Exercise material:
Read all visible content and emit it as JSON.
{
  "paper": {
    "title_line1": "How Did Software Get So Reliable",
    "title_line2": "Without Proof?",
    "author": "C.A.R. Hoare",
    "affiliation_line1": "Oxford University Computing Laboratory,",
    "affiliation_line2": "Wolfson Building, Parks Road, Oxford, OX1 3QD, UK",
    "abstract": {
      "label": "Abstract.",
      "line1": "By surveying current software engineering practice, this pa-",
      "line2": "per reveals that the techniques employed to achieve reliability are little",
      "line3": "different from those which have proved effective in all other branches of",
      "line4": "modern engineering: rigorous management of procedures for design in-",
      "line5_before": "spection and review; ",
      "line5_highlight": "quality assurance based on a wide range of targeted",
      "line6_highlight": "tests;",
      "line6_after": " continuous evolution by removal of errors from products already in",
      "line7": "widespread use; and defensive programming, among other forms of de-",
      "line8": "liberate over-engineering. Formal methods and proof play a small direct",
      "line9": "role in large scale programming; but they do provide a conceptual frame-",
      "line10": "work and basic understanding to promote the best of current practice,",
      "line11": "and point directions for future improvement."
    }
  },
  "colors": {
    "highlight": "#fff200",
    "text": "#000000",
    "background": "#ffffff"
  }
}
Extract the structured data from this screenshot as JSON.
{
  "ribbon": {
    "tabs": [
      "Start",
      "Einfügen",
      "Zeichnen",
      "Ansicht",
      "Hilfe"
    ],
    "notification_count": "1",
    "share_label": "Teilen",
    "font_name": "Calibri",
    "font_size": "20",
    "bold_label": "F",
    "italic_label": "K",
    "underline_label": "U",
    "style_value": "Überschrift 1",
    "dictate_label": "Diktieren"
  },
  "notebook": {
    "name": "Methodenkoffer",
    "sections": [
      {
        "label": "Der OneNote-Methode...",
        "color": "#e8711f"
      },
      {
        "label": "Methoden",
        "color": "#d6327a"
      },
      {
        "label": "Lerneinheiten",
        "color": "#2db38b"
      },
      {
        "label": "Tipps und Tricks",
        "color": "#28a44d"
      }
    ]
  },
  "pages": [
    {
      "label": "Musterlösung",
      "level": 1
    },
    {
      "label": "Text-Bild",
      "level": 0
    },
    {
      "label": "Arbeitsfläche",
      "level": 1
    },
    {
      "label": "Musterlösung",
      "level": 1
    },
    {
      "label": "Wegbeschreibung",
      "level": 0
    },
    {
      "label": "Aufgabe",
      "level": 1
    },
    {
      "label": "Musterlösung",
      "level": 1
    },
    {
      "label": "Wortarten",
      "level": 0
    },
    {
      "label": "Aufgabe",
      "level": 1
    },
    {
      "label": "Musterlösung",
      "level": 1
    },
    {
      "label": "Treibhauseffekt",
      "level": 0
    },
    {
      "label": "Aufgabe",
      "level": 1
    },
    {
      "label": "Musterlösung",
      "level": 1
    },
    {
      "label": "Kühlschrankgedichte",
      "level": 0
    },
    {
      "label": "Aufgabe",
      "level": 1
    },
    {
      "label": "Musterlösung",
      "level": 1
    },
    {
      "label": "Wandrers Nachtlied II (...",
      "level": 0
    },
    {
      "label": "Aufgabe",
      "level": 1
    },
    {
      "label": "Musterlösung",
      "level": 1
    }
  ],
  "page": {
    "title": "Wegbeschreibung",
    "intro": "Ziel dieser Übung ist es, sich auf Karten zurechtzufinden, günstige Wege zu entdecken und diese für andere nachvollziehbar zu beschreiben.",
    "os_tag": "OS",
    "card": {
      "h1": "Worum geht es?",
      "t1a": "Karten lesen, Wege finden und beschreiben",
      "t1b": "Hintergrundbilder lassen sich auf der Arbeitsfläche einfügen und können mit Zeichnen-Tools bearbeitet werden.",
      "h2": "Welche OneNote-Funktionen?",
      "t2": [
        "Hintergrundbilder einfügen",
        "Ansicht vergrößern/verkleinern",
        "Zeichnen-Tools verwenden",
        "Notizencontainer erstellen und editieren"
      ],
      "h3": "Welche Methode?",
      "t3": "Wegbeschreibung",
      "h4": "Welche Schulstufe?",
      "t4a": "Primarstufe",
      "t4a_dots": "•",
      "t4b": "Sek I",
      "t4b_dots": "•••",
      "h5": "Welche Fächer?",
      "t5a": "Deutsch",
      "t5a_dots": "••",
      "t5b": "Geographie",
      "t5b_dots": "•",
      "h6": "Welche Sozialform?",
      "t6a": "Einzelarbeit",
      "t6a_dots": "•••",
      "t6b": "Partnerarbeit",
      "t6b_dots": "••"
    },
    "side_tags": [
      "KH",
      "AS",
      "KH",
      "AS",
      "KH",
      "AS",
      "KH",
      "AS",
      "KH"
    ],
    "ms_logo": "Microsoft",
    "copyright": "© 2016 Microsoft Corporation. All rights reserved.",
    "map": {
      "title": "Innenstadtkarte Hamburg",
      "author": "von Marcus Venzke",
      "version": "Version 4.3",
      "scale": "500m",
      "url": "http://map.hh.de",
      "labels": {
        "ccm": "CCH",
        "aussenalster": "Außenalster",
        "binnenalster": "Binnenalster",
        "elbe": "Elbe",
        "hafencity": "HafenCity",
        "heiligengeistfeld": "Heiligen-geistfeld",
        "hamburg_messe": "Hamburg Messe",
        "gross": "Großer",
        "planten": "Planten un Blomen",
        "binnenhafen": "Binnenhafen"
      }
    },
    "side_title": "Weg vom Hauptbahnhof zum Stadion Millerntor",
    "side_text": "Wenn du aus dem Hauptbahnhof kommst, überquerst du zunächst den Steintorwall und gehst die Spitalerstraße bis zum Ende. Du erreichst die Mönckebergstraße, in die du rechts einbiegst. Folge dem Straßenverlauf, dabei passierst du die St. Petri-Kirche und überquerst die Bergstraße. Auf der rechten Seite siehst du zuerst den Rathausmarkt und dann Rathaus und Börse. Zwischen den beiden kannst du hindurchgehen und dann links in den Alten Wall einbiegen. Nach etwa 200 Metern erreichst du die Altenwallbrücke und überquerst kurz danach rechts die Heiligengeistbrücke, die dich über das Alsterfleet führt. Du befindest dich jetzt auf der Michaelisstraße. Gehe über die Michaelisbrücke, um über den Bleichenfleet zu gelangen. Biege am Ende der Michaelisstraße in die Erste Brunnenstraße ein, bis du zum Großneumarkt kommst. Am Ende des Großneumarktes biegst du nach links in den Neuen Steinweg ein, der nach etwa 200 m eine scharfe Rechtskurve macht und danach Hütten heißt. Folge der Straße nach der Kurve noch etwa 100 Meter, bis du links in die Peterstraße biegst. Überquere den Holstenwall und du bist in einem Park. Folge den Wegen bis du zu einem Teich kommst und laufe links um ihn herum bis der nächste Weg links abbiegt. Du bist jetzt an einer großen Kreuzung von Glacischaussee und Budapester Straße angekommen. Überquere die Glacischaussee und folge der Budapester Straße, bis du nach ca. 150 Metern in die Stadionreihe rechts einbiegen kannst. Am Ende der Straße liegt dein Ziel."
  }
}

What the task requires:
Look through the entries above and report each line where the string "this" occurs.

Solution below:
      "line1": "By surveying current software engineering practice, this pa-",
Extract the structured data from this screenshot as JSON.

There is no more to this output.